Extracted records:
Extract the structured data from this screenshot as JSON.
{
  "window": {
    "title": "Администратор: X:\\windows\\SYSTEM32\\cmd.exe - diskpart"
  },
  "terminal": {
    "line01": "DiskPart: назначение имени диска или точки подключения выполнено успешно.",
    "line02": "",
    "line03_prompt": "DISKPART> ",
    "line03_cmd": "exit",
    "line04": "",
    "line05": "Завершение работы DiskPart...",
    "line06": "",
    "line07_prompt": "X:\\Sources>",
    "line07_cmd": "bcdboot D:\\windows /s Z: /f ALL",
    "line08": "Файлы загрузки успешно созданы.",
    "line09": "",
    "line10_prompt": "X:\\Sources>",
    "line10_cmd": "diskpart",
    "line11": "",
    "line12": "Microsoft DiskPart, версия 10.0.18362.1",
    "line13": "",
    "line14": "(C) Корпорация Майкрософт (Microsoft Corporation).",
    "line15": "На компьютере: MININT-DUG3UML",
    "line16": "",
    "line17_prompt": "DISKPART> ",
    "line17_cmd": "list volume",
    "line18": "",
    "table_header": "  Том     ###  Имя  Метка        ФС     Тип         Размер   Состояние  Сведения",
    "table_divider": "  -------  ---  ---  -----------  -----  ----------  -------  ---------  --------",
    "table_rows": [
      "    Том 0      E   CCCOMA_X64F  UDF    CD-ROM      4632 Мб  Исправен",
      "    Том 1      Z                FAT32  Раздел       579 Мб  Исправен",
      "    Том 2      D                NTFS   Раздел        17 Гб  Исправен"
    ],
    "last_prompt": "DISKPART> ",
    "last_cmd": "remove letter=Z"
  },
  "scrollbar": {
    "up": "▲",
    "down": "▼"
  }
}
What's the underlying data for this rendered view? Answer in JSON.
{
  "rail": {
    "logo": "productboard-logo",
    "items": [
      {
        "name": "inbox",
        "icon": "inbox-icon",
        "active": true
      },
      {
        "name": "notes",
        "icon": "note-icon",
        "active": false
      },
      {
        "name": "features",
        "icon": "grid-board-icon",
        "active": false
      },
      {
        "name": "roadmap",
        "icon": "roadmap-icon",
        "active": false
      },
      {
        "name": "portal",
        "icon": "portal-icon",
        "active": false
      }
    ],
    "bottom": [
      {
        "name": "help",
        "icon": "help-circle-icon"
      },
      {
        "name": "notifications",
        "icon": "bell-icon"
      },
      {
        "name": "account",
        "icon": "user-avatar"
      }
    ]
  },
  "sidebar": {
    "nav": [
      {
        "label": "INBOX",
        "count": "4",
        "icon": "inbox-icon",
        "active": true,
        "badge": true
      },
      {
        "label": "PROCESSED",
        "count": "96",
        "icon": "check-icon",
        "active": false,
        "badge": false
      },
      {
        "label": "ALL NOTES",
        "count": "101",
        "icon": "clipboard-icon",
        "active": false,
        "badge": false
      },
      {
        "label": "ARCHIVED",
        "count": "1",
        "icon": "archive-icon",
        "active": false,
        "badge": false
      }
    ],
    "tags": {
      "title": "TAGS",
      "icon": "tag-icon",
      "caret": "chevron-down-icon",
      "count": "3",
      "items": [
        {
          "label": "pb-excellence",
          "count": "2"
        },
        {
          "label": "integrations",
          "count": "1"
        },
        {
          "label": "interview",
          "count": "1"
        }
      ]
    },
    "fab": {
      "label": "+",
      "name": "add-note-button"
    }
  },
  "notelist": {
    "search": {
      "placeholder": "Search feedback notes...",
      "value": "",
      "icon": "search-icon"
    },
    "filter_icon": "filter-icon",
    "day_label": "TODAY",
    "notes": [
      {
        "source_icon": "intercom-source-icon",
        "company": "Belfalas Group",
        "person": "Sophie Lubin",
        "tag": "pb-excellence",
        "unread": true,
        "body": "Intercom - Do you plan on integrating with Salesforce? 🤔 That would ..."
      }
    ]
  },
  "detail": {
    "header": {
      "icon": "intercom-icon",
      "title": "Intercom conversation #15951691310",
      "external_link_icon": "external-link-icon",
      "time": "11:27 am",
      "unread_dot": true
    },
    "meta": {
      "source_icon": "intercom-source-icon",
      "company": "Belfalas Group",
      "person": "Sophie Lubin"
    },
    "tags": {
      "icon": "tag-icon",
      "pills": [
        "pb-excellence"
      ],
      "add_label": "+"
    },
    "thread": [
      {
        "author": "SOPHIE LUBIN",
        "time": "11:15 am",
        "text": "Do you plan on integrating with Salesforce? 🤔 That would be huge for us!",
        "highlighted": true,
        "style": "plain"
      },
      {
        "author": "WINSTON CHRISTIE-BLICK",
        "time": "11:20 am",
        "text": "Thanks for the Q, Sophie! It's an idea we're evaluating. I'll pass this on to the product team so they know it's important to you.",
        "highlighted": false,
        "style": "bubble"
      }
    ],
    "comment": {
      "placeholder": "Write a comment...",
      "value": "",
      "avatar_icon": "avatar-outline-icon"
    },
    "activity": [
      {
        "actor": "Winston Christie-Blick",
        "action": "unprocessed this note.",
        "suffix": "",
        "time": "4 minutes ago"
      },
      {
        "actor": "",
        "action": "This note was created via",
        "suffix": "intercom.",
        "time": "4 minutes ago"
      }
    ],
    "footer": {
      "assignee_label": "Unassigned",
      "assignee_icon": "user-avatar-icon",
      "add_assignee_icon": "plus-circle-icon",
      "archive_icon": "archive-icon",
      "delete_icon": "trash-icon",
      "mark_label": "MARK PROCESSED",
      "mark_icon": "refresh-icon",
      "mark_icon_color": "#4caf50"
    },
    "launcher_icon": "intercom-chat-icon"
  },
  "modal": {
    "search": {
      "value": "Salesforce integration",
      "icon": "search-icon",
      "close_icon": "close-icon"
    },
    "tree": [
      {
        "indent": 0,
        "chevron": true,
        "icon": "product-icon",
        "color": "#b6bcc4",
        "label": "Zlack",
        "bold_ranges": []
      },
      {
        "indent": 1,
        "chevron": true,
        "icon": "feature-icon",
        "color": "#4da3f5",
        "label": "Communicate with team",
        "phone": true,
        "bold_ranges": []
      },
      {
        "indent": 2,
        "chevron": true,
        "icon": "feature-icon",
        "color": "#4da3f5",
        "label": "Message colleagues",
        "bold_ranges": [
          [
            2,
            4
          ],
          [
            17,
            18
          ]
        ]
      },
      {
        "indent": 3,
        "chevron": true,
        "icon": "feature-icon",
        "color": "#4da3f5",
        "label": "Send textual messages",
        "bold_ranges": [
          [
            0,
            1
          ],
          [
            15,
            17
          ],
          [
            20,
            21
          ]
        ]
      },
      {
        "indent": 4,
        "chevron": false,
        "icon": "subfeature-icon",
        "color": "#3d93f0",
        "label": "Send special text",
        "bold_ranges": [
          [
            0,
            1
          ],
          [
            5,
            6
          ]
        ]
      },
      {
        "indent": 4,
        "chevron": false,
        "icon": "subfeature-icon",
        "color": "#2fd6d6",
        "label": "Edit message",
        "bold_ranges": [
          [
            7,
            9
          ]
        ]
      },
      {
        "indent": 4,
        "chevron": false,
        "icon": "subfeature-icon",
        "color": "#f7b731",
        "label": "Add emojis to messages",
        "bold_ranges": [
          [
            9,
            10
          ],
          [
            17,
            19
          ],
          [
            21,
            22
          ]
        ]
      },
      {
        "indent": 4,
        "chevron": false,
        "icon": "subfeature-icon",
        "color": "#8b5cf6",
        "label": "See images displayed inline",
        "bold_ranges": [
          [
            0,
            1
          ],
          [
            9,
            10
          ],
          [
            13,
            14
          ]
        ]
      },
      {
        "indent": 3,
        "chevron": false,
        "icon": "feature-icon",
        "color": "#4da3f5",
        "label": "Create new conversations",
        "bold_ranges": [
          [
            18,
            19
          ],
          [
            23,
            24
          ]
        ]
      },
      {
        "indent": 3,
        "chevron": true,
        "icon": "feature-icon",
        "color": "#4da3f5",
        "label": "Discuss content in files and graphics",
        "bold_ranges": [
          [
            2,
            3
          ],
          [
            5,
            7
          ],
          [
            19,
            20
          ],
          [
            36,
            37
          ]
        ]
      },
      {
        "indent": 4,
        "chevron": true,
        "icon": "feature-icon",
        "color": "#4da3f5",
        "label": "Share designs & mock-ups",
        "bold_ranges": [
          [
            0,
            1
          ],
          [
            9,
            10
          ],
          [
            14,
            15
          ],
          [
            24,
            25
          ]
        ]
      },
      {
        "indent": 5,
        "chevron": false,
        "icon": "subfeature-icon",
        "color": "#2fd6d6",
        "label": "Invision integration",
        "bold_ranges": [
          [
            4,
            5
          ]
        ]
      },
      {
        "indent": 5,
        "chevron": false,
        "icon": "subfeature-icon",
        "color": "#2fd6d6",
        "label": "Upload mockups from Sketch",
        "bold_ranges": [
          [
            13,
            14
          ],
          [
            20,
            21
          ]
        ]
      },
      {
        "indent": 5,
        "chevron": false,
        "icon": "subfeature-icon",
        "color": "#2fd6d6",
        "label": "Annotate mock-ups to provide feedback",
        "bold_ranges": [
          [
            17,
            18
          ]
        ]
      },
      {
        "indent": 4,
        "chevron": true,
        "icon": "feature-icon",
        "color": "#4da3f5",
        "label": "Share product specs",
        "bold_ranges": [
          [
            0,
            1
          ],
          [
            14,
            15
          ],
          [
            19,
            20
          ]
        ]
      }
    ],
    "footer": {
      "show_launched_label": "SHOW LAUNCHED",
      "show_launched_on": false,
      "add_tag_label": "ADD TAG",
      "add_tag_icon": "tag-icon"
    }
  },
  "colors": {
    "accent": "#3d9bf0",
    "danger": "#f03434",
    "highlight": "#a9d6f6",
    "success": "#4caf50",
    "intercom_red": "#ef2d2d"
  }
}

WHAT IS EXPECTED | Tell how many lines of the data above hold the string "JSON". Give only the number.

THE SOLUTION | 2